======== Supplied data
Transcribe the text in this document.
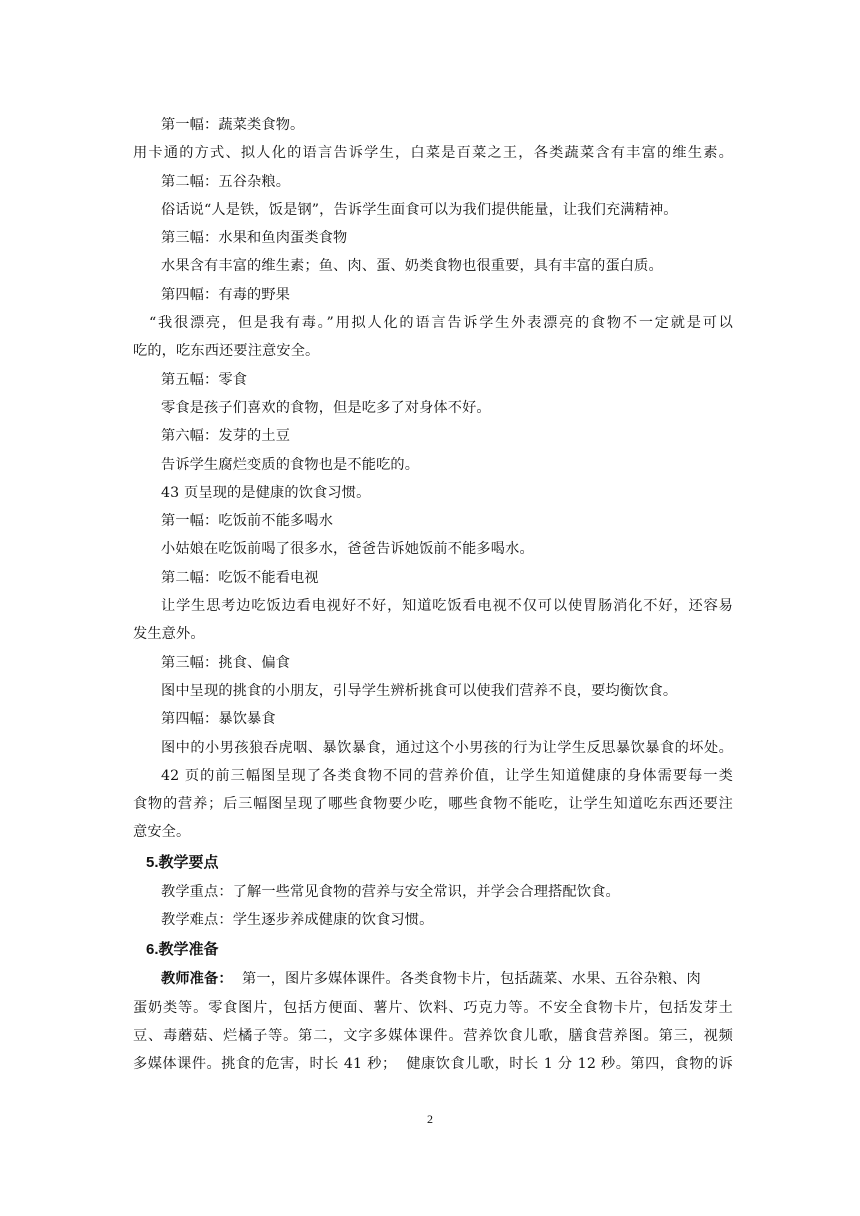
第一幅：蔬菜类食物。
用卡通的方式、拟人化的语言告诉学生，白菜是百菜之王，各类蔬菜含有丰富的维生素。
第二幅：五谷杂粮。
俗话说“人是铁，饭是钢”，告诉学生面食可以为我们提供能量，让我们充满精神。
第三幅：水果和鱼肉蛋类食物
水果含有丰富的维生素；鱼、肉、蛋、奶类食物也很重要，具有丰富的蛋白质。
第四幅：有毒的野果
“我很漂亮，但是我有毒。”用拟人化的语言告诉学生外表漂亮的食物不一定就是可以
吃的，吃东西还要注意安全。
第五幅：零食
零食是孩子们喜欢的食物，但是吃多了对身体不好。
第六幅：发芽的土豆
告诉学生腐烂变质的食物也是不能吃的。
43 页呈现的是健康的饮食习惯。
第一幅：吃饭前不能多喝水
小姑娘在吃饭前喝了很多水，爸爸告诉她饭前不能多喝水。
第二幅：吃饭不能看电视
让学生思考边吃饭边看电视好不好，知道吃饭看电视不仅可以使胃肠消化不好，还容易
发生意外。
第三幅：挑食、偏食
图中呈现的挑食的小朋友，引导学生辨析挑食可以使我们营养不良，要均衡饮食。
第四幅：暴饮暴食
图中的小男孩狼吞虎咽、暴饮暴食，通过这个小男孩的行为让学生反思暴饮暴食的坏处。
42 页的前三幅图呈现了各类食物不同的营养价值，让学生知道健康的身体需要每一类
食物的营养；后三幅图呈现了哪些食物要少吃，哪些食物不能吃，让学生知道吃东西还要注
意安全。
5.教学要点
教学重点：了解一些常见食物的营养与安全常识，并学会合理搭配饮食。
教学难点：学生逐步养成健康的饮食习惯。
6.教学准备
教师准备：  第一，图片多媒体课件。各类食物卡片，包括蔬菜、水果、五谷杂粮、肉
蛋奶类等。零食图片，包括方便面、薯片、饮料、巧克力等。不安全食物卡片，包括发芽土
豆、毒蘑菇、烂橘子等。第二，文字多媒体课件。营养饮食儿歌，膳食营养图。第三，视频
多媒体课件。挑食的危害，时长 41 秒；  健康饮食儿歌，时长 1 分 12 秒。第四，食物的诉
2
================
Leave out the pictures and copy the rest of the material above exactly.

Transcribe the text in this document.
第一幅：蔬菜类食物。
用卡通的方式、拟人化的语言告诉学生，白菜是百菜之王，各类蔬菜含有丰富的维生素。
第二幅：五谷杂粮。
俗话说“人是铁，饭是钢”，告诉学生面食可以为我们提供能量，让我们充满精神。
第三幅：水果和鱼肉蛋类食物
水果含有丰富的维生素；鱼、肉、蛋、奶类食物也很重要，具有丰富的蛋白质。
第四幅：有毒的野果
“我很漂亮，但是我有毒。”用拟人化的语言告诉学生外表漂亮的食物不一定就是可以
吃的，吃东西还要注意安全。
第五幅：零食
零食是孩子们喜欢的食物，但是吃多了对身体不好。
第六幅：发芽的土豆
告诉学生腐烂变质的食物也是不能吃的。
43 页呈现的是健康的饮食习惯。
第一幅：吃饭前不能多喝水
小姑娘在吃饭前喝了很多水，爸爸告诉她饭前不能多喝水。
第二幅：吃饭不能看电视
让学生思考边吃饭边看电视好不好，知道吃饭看电视不仅可以使胃肠消化不好，还容易
发生意外。
第三幅：挑食、偏食
图中呈现的挑食的小朋友，引导学生辨析挑食可以使我们营养不良，要均衡饮食。
第四幅：暴饮暴食
图中的小男孩狼吞虎咽、暴饮暴食，通过这个小男孩的行为让学生反思暴饮暴食的坏处。
42 页的前三幅图呈现了各类食物不同的营养价值，让学生知道健康的身体需要每一类
食物的营养；后三幅图呈现了哪些食物要少吃，哪些食物不能吃，让学生知道吃东西还要注
意安全。
5.教学要点
教学重点：了解一些常见食物的营养与安全常识，并学会合理搭配饮食。
教学难点：学生逐步养成健康的饮食习惯。
6.教学准备
教师准备：  第一，图片多媒体课件。各类食物卡片，包括蔬菜、水果、五谷杂粮、肉
蛋奶类等。零食图片，包括方便面、薯片、饮料、巧克力等。不安全食物卡片，包括发芽土
豆、毒蘑菇、烂橘子等。第二，文字多媒体课件。营养饮食儿歌，膳食营养图。第三，视频
多媒体课件。挑食的危害，时长 41 秒；  健康饮食儿歌，时长 1 分 12 秒。第四，食物的诉
2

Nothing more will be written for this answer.